• **YOUR GOAL**
Take each line that has the word "content" and return it.

(Data entries)
— begin —

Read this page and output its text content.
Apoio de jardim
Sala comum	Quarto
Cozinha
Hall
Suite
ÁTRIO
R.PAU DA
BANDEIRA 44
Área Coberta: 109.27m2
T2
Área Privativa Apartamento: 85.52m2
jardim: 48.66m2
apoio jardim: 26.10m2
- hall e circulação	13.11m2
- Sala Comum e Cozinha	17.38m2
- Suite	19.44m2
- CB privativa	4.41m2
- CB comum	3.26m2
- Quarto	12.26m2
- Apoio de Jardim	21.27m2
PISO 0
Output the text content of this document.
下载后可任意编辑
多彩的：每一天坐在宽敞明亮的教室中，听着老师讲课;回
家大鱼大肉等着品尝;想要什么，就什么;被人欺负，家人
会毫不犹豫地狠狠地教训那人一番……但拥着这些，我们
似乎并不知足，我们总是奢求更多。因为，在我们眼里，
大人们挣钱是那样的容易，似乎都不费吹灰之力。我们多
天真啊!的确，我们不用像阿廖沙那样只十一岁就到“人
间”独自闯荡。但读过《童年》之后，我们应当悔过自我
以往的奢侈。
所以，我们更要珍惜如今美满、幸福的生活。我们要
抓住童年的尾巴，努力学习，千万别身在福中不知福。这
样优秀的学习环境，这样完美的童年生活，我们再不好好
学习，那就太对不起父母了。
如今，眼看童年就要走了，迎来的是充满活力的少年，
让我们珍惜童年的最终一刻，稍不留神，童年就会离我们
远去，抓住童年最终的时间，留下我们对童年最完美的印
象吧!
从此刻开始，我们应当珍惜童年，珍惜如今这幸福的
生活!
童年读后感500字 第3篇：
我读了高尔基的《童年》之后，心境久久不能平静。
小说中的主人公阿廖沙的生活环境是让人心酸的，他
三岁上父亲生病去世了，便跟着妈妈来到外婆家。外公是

— end —

• **REPLY**
Read this page and output its text content.
Output the text content of this document.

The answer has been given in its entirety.